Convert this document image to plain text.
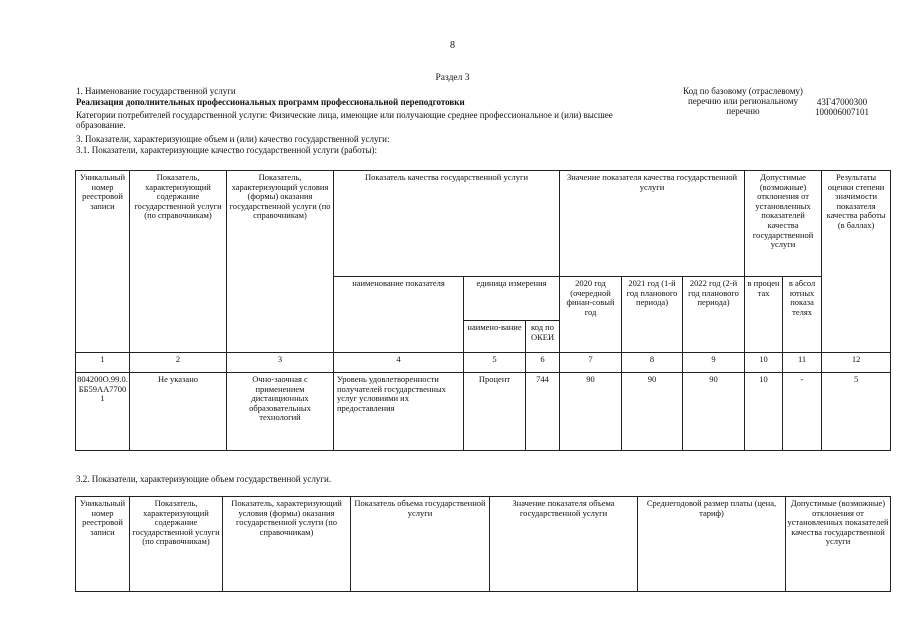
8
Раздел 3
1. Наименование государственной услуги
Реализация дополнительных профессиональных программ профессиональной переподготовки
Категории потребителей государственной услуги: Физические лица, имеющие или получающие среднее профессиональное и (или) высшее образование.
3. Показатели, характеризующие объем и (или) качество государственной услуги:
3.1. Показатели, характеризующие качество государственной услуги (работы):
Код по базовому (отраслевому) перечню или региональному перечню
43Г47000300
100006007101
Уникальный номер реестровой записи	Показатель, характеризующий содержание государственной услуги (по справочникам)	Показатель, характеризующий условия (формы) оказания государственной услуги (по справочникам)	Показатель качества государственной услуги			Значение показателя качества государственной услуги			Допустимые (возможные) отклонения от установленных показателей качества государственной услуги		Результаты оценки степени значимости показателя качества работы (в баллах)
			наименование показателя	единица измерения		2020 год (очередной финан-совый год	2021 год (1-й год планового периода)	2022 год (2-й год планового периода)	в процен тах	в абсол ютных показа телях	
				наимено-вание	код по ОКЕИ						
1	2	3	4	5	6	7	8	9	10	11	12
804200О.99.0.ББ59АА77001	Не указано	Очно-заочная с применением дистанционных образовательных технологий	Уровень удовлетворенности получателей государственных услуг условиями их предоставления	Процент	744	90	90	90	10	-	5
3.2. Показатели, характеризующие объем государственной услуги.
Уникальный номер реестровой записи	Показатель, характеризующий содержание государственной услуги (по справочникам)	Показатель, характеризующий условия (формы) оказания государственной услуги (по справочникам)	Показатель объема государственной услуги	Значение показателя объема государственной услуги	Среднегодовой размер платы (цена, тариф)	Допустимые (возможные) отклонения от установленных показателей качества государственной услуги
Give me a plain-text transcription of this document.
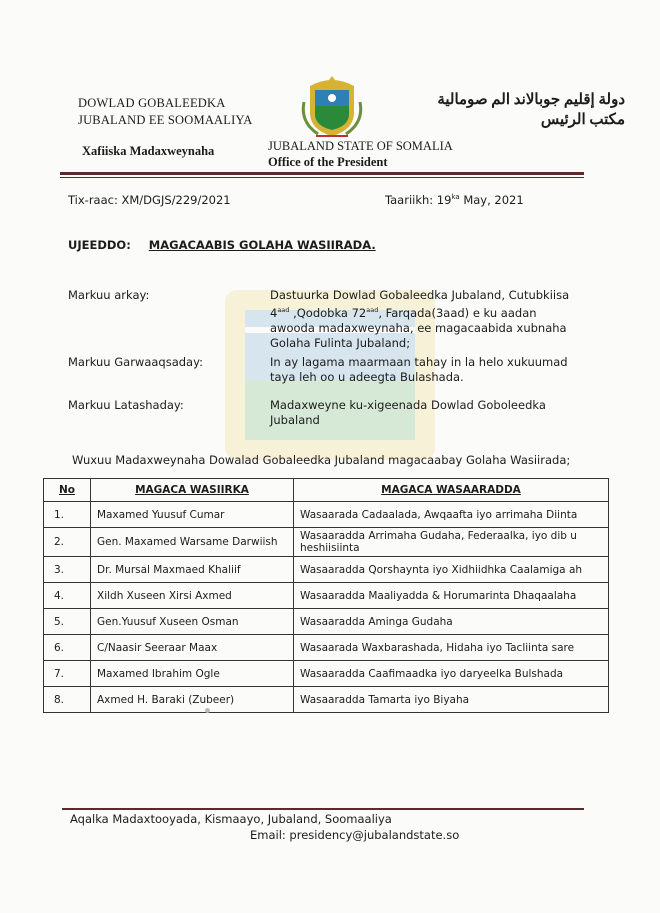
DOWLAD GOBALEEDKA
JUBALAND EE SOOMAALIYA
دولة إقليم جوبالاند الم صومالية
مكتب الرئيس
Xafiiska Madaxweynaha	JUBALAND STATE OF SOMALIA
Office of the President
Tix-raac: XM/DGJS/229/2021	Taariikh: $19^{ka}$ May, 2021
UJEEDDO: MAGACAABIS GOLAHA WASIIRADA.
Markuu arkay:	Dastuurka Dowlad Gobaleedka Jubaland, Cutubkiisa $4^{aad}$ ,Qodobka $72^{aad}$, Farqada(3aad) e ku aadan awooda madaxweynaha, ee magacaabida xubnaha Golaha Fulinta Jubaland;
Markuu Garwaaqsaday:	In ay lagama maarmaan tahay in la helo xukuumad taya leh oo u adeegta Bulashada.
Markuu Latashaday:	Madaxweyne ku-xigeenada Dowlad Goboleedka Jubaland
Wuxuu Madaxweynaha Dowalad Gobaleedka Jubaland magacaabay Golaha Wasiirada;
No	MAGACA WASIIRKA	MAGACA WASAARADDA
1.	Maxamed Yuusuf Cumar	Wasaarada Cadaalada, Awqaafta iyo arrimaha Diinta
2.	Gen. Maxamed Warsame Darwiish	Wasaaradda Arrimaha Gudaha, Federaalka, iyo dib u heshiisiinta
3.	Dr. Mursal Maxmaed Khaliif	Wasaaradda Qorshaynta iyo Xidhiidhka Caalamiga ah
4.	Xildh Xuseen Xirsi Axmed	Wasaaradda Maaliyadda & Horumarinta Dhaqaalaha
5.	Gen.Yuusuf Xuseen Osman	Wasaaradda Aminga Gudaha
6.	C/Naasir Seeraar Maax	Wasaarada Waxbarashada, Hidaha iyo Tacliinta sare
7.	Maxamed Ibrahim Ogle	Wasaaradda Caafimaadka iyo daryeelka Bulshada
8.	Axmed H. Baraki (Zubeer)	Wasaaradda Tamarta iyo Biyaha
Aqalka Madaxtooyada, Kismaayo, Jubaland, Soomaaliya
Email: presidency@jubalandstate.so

YOUR TASK
Filter the listing above by the word "установленных"; copy each line that passes.

SOLUTION BELOW
Уникальный номер реестровой записи	Показатель, характеризующий содержание государственной услуги (по справочникам)	Показатель, характеризующий условия (формы) оказания государственной услуги (по справочникам)	Показатель качества государственной услуги			Значение показателя качества государственной услуги			Допустимые (возможные) отклонения от установленных показателей качества государственной услуги		Результаты оценки степени значимости показателя качества работы (в баллах)
Уникальный номер реестровой записи	Показатель, характеризующий содержание государственной услуги (по справочникам)	Показатель, характеризующий условия (формы) оказания государственной услуги (по справочникам)	Показатель объема государственной услуги	Значение показателя объема государственной услуги	Среднегодовой размер платы (цена, тариф)	Допустимые (возможные) отклонения от установленных показателей качества государственной услуги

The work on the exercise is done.